---------- Available records
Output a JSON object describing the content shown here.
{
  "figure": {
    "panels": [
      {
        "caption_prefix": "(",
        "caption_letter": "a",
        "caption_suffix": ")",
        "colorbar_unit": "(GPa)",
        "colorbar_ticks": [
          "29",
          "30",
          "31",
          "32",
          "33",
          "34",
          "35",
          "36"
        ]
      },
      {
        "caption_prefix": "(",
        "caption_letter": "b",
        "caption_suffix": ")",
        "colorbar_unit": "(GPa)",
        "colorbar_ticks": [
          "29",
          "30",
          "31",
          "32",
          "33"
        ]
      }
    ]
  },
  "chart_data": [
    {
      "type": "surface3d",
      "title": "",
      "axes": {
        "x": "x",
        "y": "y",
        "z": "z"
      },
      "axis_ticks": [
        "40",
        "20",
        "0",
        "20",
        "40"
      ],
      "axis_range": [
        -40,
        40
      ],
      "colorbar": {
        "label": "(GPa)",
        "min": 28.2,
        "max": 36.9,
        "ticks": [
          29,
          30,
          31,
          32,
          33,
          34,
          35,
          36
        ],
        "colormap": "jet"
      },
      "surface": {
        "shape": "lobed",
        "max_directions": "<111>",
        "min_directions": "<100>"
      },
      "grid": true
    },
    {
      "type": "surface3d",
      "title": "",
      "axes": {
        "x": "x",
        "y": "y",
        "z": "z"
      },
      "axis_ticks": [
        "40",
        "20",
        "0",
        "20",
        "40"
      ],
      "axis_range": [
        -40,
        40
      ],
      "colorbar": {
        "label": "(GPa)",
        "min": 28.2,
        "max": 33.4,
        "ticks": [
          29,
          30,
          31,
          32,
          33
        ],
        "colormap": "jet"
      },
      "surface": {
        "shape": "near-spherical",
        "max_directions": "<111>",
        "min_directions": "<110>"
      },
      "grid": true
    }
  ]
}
--------------------
---------- Available records
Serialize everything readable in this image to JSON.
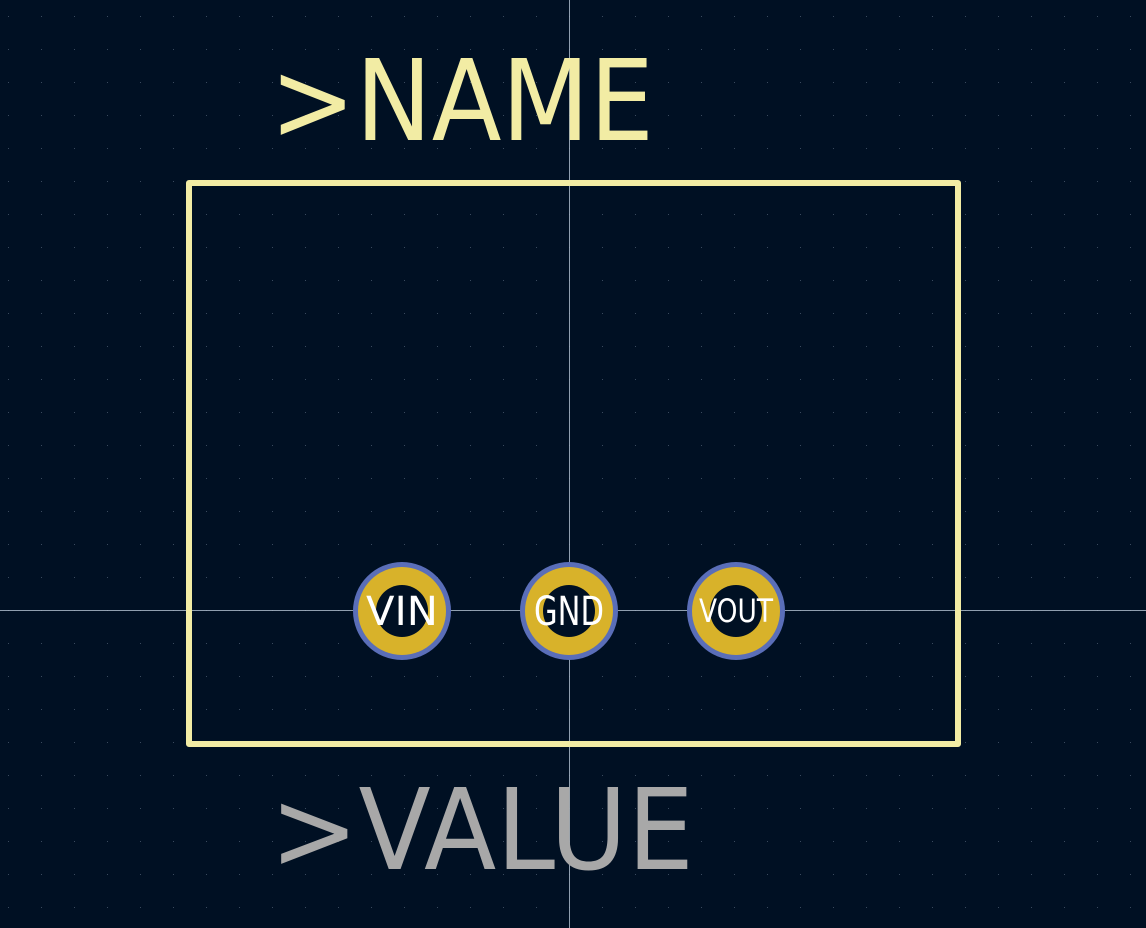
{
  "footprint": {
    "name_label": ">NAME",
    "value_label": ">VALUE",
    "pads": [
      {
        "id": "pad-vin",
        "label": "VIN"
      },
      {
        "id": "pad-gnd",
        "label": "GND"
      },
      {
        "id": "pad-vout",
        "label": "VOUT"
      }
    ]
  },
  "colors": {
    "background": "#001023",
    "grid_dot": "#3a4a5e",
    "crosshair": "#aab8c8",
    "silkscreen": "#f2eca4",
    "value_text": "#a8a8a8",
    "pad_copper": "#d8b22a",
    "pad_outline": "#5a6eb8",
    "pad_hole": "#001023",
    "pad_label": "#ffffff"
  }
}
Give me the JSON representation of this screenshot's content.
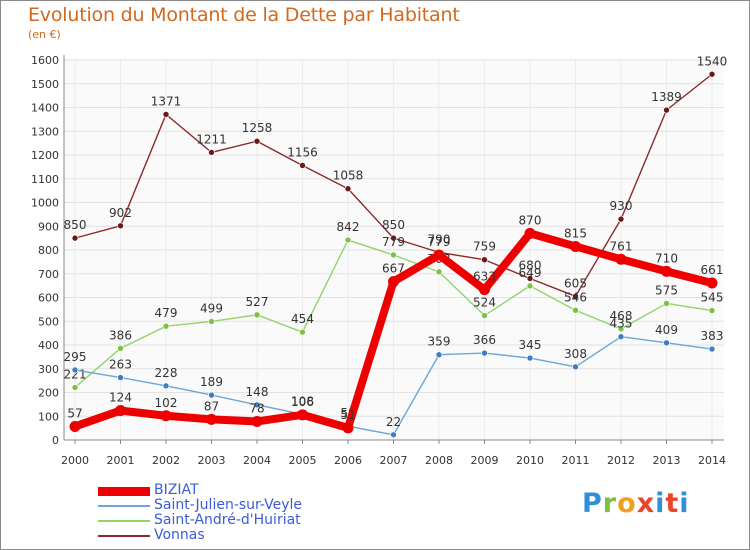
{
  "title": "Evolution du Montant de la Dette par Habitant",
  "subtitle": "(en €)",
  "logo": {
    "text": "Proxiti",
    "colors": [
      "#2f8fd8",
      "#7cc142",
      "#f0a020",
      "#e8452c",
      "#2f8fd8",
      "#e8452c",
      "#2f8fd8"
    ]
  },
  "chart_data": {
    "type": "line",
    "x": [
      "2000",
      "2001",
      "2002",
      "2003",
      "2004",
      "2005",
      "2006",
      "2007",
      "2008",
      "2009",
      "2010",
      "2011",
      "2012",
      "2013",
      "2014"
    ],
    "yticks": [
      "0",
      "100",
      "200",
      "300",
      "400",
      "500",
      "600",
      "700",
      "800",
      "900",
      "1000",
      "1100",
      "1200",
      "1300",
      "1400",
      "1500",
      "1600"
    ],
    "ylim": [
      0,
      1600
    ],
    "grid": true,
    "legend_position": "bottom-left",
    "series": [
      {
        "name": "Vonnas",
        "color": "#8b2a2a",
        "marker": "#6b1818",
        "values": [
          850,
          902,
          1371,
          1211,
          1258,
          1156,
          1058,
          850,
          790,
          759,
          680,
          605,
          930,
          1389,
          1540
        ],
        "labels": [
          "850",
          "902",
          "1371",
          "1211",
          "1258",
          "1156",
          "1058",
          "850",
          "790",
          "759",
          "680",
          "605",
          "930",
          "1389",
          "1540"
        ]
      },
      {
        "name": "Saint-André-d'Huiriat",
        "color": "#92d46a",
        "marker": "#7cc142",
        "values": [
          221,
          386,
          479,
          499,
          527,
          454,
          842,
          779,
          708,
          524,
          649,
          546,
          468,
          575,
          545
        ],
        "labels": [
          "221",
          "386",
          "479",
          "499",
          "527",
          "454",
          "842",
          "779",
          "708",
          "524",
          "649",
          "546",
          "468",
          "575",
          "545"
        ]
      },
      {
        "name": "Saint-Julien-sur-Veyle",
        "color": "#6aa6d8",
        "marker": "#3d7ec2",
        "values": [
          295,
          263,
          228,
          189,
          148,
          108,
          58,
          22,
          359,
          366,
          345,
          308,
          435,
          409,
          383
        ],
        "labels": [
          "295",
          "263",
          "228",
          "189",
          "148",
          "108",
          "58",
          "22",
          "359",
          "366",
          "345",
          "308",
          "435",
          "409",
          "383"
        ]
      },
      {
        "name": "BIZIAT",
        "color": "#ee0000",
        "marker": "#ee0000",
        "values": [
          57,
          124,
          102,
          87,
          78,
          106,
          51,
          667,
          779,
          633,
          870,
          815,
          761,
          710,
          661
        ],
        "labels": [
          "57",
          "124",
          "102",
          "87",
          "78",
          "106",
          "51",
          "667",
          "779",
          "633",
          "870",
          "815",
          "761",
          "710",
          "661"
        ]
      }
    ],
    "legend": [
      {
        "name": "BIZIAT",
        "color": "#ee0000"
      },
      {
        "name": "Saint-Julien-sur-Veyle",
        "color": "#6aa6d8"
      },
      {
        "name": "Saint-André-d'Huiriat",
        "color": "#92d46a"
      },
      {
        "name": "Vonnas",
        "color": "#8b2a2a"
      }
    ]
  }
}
--------------------
▸ Exercise details
Go through the listing above and return every line where the word "this" occurs.

▸ Exercise response
Serialize everything readable in this image to JSON.
Give me the JSON representation of this screenshot's content.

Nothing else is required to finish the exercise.